Short task = Copy each line that contains the string "title".

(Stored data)
======

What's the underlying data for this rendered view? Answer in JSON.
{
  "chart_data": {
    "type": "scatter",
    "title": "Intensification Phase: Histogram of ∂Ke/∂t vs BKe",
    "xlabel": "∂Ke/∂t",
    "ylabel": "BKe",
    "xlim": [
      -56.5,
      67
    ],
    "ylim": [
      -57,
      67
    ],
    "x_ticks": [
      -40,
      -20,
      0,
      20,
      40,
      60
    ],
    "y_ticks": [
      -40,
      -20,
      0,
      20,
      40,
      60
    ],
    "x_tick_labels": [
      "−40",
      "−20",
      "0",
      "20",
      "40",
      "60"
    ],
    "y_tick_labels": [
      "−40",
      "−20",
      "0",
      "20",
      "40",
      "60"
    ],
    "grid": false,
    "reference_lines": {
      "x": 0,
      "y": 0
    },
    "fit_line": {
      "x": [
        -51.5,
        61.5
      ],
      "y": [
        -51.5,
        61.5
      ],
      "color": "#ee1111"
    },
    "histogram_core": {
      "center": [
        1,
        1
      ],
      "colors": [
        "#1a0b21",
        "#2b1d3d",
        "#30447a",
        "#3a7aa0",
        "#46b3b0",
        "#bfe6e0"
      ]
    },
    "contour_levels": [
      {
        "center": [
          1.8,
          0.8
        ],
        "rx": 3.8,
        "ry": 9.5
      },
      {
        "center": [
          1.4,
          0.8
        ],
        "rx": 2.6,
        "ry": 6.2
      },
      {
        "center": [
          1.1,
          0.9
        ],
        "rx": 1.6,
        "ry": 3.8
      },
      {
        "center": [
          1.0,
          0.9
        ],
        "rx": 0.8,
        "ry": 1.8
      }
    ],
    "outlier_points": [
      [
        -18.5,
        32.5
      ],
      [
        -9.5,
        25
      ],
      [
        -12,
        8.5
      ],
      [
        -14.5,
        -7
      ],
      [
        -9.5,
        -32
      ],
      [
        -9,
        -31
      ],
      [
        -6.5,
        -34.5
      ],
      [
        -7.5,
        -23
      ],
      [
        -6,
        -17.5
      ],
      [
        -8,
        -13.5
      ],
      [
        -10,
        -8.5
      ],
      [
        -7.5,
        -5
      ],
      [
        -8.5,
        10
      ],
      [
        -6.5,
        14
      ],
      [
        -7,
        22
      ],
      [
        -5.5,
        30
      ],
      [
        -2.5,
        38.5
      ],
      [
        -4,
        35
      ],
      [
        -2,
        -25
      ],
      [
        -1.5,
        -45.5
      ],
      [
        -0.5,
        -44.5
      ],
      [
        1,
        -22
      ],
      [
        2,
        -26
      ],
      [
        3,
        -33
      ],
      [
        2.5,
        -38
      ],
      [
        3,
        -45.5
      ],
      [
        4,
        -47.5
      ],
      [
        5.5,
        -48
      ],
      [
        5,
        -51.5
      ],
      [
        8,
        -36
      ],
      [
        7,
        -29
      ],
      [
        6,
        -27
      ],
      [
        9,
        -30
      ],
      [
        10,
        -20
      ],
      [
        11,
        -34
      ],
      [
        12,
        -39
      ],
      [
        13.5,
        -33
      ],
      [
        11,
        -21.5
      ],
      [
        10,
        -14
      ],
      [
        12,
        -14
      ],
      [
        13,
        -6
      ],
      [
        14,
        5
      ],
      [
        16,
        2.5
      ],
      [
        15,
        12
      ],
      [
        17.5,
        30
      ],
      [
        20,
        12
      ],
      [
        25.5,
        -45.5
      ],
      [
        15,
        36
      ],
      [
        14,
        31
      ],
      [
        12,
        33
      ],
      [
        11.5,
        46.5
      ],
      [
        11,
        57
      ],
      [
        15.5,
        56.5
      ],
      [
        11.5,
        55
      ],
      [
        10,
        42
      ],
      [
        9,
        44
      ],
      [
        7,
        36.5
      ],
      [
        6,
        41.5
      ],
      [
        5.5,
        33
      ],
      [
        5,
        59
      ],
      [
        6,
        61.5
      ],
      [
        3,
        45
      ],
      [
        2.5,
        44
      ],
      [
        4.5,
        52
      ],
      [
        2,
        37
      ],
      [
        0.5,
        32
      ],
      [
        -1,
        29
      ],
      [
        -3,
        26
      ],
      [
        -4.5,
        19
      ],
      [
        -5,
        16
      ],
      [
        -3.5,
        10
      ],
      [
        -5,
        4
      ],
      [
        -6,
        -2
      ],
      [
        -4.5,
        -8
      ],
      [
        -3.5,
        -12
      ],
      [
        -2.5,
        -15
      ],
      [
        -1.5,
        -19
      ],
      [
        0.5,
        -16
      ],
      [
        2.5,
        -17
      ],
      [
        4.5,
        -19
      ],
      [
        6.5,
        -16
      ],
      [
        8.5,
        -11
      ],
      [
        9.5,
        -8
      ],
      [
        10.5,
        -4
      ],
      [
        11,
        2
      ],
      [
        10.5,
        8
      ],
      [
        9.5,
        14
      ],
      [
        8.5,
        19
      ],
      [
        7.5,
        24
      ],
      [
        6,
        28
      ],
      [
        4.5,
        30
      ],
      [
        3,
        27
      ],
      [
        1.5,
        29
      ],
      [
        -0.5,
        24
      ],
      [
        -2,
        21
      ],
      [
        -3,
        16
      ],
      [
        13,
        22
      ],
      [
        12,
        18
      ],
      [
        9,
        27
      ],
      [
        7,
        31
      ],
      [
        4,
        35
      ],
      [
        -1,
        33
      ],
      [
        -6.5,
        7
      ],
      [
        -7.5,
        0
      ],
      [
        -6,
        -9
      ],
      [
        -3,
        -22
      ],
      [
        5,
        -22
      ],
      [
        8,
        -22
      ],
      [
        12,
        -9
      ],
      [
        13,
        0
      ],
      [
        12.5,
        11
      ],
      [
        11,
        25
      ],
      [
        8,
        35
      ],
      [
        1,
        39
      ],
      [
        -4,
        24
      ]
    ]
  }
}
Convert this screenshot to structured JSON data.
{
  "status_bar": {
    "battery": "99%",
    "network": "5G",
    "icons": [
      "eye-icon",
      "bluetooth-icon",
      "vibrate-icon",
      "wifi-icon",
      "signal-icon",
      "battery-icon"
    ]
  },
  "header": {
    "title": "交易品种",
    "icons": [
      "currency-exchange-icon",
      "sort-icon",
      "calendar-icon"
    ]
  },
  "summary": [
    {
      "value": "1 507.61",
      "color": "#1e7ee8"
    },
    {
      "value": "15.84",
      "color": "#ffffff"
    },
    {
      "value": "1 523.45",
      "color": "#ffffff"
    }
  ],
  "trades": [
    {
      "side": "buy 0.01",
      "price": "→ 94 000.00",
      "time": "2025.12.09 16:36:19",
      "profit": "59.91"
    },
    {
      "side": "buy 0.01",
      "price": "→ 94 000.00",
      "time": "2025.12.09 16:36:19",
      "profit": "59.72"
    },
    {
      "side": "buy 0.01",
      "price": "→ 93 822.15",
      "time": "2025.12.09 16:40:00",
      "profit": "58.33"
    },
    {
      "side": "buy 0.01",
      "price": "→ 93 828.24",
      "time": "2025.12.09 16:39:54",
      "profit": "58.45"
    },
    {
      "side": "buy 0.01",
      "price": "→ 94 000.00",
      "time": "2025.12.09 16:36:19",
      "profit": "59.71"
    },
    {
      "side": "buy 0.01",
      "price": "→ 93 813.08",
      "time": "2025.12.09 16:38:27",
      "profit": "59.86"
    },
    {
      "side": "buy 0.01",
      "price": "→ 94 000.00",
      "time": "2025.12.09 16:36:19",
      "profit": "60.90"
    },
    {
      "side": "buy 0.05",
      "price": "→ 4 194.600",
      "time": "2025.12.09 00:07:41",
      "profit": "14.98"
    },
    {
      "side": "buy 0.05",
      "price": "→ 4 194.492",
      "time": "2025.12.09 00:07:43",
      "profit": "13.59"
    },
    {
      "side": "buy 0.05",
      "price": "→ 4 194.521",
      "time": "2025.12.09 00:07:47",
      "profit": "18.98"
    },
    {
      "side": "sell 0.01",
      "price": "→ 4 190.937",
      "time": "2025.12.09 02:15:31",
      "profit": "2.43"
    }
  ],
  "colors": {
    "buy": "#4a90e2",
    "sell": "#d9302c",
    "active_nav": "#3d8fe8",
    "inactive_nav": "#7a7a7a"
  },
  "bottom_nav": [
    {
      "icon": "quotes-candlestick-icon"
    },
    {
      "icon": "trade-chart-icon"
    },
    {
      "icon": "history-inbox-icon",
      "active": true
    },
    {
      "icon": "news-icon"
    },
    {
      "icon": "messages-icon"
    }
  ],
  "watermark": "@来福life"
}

======

Result for this exercise =
    "title": "Intensification Phase: Histogram of ∂Ke/∂t vs BKe",
    "title": "交易品种",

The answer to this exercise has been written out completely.